Stated task:
In the material below, find all lines with the string "this" and copy them.

Records from a collection of figures
+++

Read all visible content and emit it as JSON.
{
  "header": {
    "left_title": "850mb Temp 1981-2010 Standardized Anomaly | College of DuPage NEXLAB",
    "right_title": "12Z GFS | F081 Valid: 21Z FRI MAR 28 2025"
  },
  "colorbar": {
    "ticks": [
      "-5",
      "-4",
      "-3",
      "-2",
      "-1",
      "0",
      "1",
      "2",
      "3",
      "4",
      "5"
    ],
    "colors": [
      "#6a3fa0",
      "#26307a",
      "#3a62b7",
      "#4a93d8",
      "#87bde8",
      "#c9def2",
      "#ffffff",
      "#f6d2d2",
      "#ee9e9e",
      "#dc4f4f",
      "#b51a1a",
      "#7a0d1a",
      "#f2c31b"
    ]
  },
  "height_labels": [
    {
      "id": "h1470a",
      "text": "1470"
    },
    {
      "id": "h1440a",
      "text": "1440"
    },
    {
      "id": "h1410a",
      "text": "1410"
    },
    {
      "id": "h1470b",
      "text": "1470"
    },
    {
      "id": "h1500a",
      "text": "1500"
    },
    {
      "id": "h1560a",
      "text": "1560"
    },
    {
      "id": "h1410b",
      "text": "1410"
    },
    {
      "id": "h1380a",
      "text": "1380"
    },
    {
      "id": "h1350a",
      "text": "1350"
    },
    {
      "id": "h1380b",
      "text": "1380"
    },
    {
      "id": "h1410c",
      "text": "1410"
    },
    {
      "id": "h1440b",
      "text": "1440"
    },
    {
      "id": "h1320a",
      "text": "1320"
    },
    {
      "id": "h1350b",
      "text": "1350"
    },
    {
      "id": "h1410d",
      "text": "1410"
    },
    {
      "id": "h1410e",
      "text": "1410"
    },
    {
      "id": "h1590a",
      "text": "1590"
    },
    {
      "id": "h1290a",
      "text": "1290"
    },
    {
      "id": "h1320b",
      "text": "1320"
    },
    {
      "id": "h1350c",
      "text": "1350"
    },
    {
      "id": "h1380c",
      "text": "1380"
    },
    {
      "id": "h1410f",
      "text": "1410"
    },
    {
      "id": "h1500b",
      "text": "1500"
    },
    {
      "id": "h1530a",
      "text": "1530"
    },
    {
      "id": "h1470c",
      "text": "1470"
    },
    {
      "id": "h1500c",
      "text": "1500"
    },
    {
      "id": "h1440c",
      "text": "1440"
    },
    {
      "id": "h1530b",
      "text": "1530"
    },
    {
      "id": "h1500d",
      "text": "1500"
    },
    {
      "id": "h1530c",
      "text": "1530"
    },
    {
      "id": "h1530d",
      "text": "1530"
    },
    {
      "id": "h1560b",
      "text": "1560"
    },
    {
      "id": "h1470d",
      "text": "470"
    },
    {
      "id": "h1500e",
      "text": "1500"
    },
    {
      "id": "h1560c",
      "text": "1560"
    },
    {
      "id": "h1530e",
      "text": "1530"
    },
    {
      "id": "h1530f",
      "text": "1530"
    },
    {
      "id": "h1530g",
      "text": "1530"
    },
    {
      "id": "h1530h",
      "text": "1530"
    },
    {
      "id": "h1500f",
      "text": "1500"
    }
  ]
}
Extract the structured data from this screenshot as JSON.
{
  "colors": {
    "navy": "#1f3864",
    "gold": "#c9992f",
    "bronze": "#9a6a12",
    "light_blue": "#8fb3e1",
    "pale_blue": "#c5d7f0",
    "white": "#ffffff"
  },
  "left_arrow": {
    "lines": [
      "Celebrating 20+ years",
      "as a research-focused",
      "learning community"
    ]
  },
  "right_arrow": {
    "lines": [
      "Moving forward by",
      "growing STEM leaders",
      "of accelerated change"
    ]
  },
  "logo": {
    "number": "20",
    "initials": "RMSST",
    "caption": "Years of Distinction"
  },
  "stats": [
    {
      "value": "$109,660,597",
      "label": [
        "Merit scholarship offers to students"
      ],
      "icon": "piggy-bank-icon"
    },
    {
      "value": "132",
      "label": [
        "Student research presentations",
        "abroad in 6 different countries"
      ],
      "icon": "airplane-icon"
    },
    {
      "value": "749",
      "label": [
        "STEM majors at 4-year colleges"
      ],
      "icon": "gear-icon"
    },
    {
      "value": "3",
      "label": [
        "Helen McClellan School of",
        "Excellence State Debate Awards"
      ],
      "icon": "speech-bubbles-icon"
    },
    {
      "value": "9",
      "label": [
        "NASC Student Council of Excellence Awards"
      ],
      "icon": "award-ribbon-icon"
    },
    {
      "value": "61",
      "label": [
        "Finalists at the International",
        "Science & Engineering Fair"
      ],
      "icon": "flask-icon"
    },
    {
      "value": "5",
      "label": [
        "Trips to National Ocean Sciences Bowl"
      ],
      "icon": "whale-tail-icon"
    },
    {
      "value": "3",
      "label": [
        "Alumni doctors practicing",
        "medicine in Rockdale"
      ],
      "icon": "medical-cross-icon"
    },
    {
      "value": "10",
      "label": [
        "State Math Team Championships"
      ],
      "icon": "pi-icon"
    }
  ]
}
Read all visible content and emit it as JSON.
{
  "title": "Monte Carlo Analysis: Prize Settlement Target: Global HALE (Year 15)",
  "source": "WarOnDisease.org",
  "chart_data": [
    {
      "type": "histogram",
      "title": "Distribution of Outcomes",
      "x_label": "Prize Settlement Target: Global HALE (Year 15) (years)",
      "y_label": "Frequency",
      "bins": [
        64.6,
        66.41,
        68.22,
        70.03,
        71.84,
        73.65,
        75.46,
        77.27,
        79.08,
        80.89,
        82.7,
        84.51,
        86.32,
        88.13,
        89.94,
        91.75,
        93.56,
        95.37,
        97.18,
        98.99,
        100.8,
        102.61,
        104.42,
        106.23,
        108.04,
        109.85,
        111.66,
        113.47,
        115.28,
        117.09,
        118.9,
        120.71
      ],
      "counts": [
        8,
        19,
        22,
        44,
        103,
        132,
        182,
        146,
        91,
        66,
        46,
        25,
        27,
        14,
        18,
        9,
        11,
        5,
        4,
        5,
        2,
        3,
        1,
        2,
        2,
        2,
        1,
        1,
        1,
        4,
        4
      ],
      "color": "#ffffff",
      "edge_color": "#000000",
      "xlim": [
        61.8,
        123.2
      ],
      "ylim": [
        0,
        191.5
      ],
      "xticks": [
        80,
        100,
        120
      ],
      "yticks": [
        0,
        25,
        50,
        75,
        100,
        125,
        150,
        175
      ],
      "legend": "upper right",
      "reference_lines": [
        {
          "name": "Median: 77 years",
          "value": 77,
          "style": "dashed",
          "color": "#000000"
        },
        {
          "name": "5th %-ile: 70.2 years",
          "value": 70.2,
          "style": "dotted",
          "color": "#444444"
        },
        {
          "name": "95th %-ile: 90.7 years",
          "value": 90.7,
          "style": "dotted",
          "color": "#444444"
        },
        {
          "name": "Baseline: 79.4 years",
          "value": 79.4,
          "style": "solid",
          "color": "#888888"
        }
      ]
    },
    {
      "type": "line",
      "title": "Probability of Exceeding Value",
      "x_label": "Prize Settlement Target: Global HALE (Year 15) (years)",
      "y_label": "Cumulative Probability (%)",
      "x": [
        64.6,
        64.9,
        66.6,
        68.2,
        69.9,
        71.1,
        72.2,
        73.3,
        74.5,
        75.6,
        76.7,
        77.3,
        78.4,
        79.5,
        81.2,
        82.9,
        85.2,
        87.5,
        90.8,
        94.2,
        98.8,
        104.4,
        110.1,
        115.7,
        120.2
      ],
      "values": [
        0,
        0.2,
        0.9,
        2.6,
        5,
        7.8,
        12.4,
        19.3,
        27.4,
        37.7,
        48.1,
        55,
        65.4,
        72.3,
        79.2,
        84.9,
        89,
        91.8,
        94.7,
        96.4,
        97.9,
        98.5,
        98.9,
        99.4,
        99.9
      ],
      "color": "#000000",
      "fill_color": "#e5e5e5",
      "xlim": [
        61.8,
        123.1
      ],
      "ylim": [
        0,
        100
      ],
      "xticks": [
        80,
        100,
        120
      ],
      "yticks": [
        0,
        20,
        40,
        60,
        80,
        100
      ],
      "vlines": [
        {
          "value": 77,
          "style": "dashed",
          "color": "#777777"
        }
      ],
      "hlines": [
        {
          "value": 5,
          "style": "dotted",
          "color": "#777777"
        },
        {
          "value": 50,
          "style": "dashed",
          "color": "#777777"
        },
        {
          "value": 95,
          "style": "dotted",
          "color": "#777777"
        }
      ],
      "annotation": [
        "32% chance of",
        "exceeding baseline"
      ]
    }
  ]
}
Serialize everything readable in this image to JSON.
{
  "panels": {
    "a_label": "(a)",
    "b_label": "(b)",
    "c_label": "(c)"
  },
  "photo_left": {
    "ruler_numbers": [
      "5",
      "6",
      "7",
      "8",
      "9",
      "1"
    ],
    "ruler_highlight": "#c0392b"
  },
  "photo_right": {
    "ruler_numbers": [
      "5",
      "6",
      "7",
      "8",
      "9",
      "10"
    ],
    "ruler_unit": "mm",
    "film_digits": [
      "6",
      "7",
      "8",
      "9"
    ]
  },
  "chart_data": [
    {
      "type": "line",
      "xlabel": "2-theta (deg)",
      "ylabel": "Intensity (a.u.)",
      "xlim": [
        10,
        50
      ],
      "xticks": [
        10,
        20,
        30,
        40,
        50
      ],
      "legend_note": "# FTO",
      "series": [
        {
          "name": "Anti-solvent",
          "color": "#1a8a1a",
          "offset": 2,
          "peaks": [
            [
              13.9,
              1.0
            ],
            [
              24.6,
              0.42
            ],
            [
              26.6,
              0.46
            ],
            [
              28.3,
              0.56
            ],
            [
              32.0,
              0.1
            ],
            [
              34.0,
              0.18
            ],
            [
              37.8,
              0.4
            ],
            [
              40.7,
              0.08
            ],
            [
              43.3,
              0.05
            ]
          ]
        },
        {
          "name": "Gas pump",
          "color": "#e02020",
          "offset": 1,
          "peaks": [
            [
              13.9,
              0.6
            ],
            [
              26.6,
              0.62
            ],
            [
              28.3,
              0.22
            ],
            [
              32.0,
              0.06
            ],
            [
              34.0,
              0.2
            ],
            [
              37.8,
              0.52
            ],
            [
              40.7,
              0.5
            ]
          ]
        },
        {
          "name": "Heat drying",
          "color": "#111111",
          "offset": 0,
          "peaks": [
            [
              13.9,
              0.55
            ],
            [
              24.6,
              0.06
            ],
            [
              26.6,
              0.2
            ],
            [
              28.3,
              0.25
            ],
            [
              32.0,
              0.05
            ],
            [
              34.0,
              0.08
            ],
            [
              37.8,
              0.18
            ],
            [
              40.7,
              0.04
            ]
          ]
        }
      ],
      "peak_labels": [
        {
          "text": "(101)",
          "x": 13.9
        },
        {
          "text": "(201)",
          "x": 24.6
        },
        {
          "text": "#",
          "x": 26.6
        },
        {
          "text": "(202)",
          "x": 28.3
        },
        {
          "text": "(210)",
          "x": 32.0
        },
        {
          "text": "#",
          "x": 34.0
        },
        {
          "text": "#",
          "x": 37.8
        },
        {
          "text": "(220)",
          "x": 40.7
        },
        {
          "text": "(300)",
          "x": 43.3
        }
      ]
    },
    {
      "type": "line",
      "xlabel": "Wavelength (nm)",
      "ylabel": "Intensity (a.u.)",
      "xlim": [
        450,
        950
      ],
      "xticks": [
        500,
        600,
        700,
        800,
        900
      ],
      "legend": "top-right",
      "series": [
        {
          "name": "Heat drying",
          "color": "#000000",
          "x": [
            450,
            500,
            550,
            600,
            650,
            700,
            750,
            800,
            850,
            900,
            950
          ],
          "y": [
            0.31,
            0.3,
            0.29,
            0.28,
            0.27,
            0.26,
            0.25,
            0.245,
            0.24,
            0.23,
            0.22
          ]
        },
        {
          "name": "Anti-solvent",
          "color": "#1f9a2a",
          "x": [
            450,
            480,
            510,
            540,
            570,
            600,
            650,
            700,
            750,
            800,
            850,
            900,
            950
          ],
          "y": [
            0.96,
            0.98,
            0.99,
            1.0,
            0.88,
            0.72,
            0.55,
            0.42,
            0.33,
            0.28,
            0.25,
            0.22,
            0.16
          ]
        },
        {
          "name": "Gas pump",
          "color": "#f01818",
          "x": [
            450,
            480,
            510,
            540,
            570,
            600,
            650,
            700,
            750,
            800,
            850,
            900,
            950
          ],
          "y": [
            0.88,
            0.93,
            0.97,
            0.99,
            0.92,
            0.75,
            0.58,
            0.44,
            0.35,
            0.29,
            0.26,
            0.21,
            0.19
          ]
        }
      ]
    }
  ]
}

+++

Solution to the problem:
Extract the structured data from this screenshot as JSON.
Serialize everything readable in this image to JSON.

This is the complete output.